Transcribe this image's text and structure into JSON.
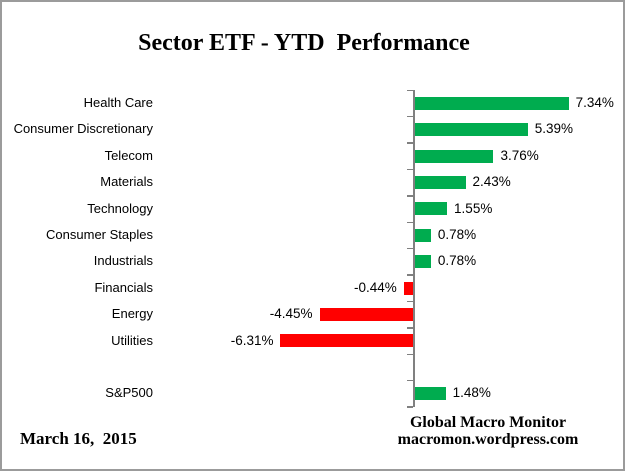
{
  "chart_data": {
    "type": "bar",
    "orientation": "horizontal",
    "title": "Sector ETF - YTD  Performance",
    "categories": [
      "Health Care",
      "Consumer Discretionary",
      "Telecom",
      "Materials",
      "Technology",
      "Consumer Staples",
      "Industrials",
      "Financials",
      "Energy",
      "Utilities",
      "",
      "S&P500"
    ],
    "values": [
      7.34,
      5.39,
      3.76,
      2.43,
      1.55,
      0.78,
      0.78,
      -0.44,
      -4.45,
      -6.31,
      null,
      1.48
    ],
    "value_labels": [
      "7.34%",
      "5.39%",
      "3.76%",
      "2.43%",
      "1.55%",
      "0.78%",
      "0.78%",
      "-0.44%",
      "-4.45%",
      "-6.31%",
      "",
      "1.48%"
    ],
    "xlim": [
      -7.5,
      9.5
    ],
    "grid": false,
    "legend": false,
    "bar_positive_color": "#00AC4F",
    "bar_negative_color": "#FF0000",
    "axis_color": "#808080"
  },
  "footer": {
    "date": "March 16,  2015",
    "brand": "Global Macro Monitor",
    "url": "macromon.wordpress.com"
  }
}
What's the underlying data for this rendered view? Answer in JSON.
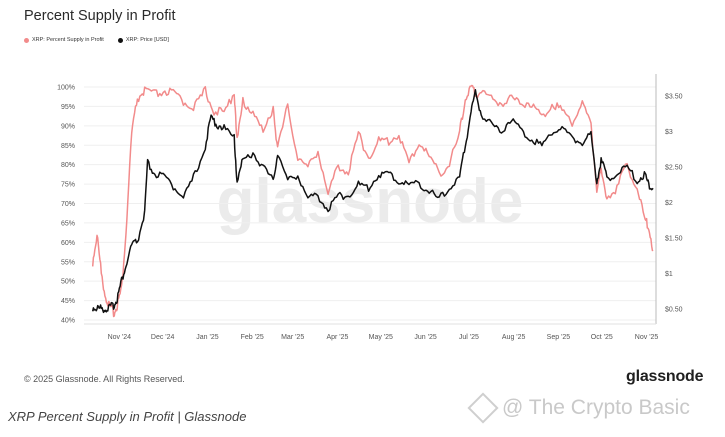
{
  "header": {
    "title": "Percent Supply in Profit"
  },
  "legend": [
    {
      "label": "XRP: Percent Supply in Profit",
      "color": "#f28b8b"
    },
    {
      "label": "XRP: Price [USD]",
      "color": "#111111"
    }
  ],
  "footer": {
    "copyright": "© 2025 Glassnode. All Rights Reserved.",
    "brand": "glassnode",
    "caption": "XRP Percent Supply in Profit | Glassnode",
    "source_watermark": "@ The Crypto Basic"
  },
  "watermark": "glassnode",
  "chart_data": {
    "type": "line",
    "x_ticks": [
      "Nov '24",
      "Dec '24",
      "Jan '25",
      "Feb '25",
      "Mar '25",
      "Apr '25",
      "May '25",
      "Jun '25",
      "Jul '25",
      "Aug '25",
      "Sep '25",
      "Oct '25",
      "Nov '25"
    ],
    "y_left": {
      "ticks": [
        "40%",
        "45%",
        "50%",
        "55%",
        "60%",
        "65%",
        "70%",
        "75%",
        "80%",
        "85%",
        "90%",
        "95%",
        "100%"
      ],
      "range": [
        40,
        100
      ]
    },
    "y_right": {
      "ticks": [
        "$0.50",
        "$1",
        "$1.50",
        "$2",
        "$2.50",
        "$3",
        "$3.50"
      ],
      "range": [
        0.5,
        3.5
      ],
      "scale": "linear"
    },
    "grid": true,
    "legend_position": "top-left",
    "series": [
      {
        "name": "XRP: Percent Supply in Profit",
        "axis": "left",
        "color": "#f28b8b",
        "x": [
          "2024-10-26",
          "2024-10-29",
          "2024-11-01",
          "2024-11-04",
          "2024-11-07",
          "2024-11-10",
          "2024-11-12",
          "2024-11-15",
          "2024-11-18",
          "2024-11-22",
          "2024-11-26",
          "2024-12-01",
          "2024-12-08",
          "2024-12-15",
          "2024-12-22",
          "2024-12-29",
          "2025-01-05",
          "2025-01-12",
          "2025-01-18",
          "2025-01-25",
          "2025-02-01",
          "2025-02-03",
          "2025-02-07",
          "2025-02-14",
          "2025-02-21",
          "2025-02-28",
          "2025-03-03",
          "2025-03-10",
          "2025-03-17",
          "2025-03-24",
          "2025-03-31",
          "2025-04-07",
          "2025-04-14",
          "2025-04-21",
          "2025-04-28",
          "2025-05-05",
          "2025-05-12",
          "2025-05-19",
          "2025-05-26",
          "2025-06-02",
          "2025-06-09",
          "2025-06-16",
          "2025-06-23",
          "2025-06-30",
          "2025-07-07",
          "2025-07-11",
          "2025-07-15",
          "2025-07-18",
          "2025-07-22",
          "2025-07-29",
          "2025-08-05",
          "2025-08-12",
          "2025-08-19",
          "2025-08-26",
          "2025-09-02",
          "2025-09-09",
          "2025-09-16",
          "2025-09-23",
          "2025-09-30",
          "2025-10-06",
          "2025-10-10",
          "2025-10-13",
          "2025-10-17",
          "2025-10-24",
          "2025-10-31",
          "2025-11-07",
          "2025-11-12",
          "2025-11-15",
          "2025-11-18"
        ],
        "y": [
          55,
          62,
          52,
          46,
          43,
          42,
          44,
          48,
          62,
          88,
          97,
          99,
          98,
          99,
          98,
          96,
          95,
          99,
          94,
          93,
          99,
          86,
          96,
          94,
          88,
          95,
          84,
          95,
          82,
          79,
          84,
          72,
          80,
          78,
          88,
          82,
          86,
          86,
          88,
          80,
          86,
          82,
          78,
          80,
          88,
          97,
          100,
          98,
          99,
          97,
          96,
          97,
          96,
          96,
          92,
          96,
          94,
          91,
          96,
          90,
          74,
          78,
          72,
          74,
          80,
          74,
          66,
          64,
          58
        ]
      },
      {
        "name": "XRP: Price [USD]",
        "axis": "right",
        "color": "#111111",
        "x": [
          "2024-10-26",
          "2024-10-29",
          "2024-11-01",
          "2024-11-04",
          "2024-11-07",
          "2024-11-10",
          "2024-11-12",
          "2024-11-15",
          "2024-11-18",
          "2024-11-22",
          "2024-11-26",
          "2024-12-01",
          "2024-12-03",
          "2024-12-08",
          "2024-12-15",
          "2024-12-22",
          "2024-12-29",
          "2025-01-05",
          "2025-01-12",
          "2025-01-16",
          "2025-01-20",
          "2025-01-25",
          "2025-02-01",
          "2025-02-03",
          "2025-02-07",
          "2025-02-14",
          "2025-02-21",
          "2025-02-28",
          "2025-03-03",
          "2025-03-10",
          "2025-03-17",
          "2025-03-24",
          "2025-03-31",
          "2025-04-07",
          "2025-04-14",
          "2025-04-21",
          "2025-04-28",
          "2025-05-05",
          "2025-05-12",
          "2025-05-19",
          "2025-05-26",
          "2025-06-02",
          "2025-06-09",
          "2025-06-16",
          "2025-06-23",
          "2025-06-30",
          "2025-07-07",
          "2025-07-11",
          "2025-07-15",
          "2025-07-18",
          "2025-07-22",
          "2025-07-29",
          "2025-08-05",
          "2025-08-12",
          "2025-08-19",
          "2025-08-26",
          "2025-09-02",
          "2025-09-09",
          "2025-09-16",
          "2025-09-23",
          "2025-09-30",
          "2025-10-06",
          "2025-10-10",
          "2025-10-13",
          "2025-10-17",
          "2025-10-24",
          "2025-10-31",
          "2025-11-07",
          "2025-11-12",
          "2025-11-15",
          "2025-11-18"
        ],
        "y": [
          0.52,
          0.51,
          0.51,
          0.5,
          0.52,
          0.56,
          0.65,
          0.9,
          1.1,
          1.4,
          1.45,
          1.85,
          2.55,
          2.4,
          2.35,
          2.2,
          2.1,
          2.4,
          2.8,
          3.2,
          3.1,
          3.05,
          2.9,
          2.3,
          2.6,
          2.7,
          2.5,
          2.3,
          2.7,
          2.3,
          2.4,
          2.05,
          2.1,
          1.9,
          2.1,
          2.1,
          2.25,
          2.2,
          2.4,
          2.4,
          2.3,
          2.25,
          2.28,
          2.15,
          2.05,
          2.2,
          2.35,
          2.8,
          3.3,
          3.55,
          3.25,
          3.1,
          3.0,
          3.2,
          3.0,
          2.9,
          2.8,
          3.0,
          3.05,
          2.9,
          2.85,
          2.95,
          2.3,
          2.6,
          2.35,
          2.4,
          2.5,
          2.3,
          2.4,
          2.25,
          2.2
        ]
      }
    ]
  }
}
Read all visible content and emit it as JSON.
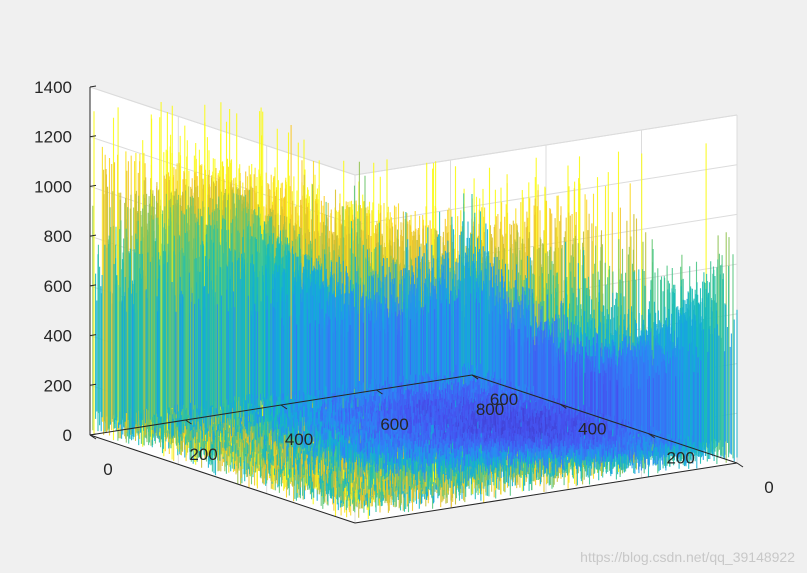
{
  "chart_data": {
    "type": "surface",
    "title": "",
    "xlabel": "",
    "ylabel": "",
    "zlabel": "",
    "x_ticks": [
      "0",
      "200",
      "400",
      "600",
      "800"
    ],
    "y_ticks": [
      "0",
      "200",
      "400",
      "600"
    ],
    "z_ticks": [
      "0",
      "200",
      "400",
      "600",
      "800",
      "1000",
      "1200",
      "1400"
    ],
    "xlim": [
      0,
      800
    ],
    "ylim": [
      0,
      600
    ],
    "zlim": [
      0,
      1400
    ],
    "grid": true,
    "colormap": "parula",
    "view": "3-D isometric view, x axis along right-front edge, y axis along left-front edge",
    "surface_description": "Noisy intensity surface: low values (~100-300) near the center around (x=600, y=300), rising toward the edges; ridge along x=0 edge peaks ~900-1000, far corner region near x=400-500 y=0 peaks ~1000-1200, max spikes up to ~1300",
    "surface_profile": {
      "center": [
        600,
        300
      ],
      "min_value": 150,
      "edge_values": {
        "y0_edge_peak_x": 450,
        "y0_edge_peak_value": 1100,
        "x0_edge_peak_value": 900,
        "x800_edge_value": 700,
        "y600_edge_value": 350
      },
      "max_spike": 1300
    }
  },
  "colors": {
    "background": "#f0f0f0",
    "plot_box": "#ffffff",
    "axis": "#262626",
    "grid": "#dcdcdc",
    "colormap_low": "#3e26a8",
    "colormap_mid": "#17beb8",
    "colormap_high": "#f9fb15"
  },
  "watermark": "https://blog.csdn.net/qq_39148922"
}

======

Return verbatim every line from the line containing "Read all visible content and emit it as JSON." to the last line of the entries above, inclusive, and leave out the pictures.

Full answer
Read all visible content and emit it as JSON.
{
  "chart_data": {
    "type": "surface",
    "title": "",
    "xlabel": "",
    "ylabel": "",
    "zlabel": "",
    "x_ticks": [
      "0",
      "200",
      "400",
      "600",
      "800"
    ],
    "y_ticks": [
      "0",
      "200",
      "400",
      "600"
    ],
    "z_ticks": [
      "0",
      "200",
      "400",
      "600",
      "800",
      "1000",
      "1200",
      "1400"
    ],
    "xlim": [
      0,
      800
    ],
    "ylim": [
      0,
      600
    ],
    "zlim": [
      0,
      1400
    ],
    "grid": true,
    "colormap": "parula",
    "view": "3-D isometric view, x axis along right-front edge, y axis along left-front edge",
    "surface_description": "Noisy intensity surface: low values (~100-300) near the center around (x=600, y=300), rising toward the edges; ridge along x=0 edge peaks ~900-1000, far corner region near x=400-500 y=0 peaks ~1000-1200, max spikes up to ~1300",
    "surface_profile": {
      "center": [
        600,
        300
      ],
      "min_value": 150,
      "edge_values": {
        "y0_edge_peak_x": 450,
        "y0_edge_peak_value": 1100,
        "x0_edge_peak_value": 900,
        "x800_edge_value": 700,
        "y600_edge_value": 350
      },
      "max_spike": 1300
    }
  },
  "colors": {
    "background": "#f0f0f0",
    "plot_box": "#ffffff",
    "axis": "#262626",
    "grid": "#dcdcdc",
    "colormap_low": "#3e26a8",
    "colormap_mid": "#17beb8",
    "colormap_high": "#f9fb15"
  },
  "watermark": "https://blog.csdn.net/qq_39148922"
}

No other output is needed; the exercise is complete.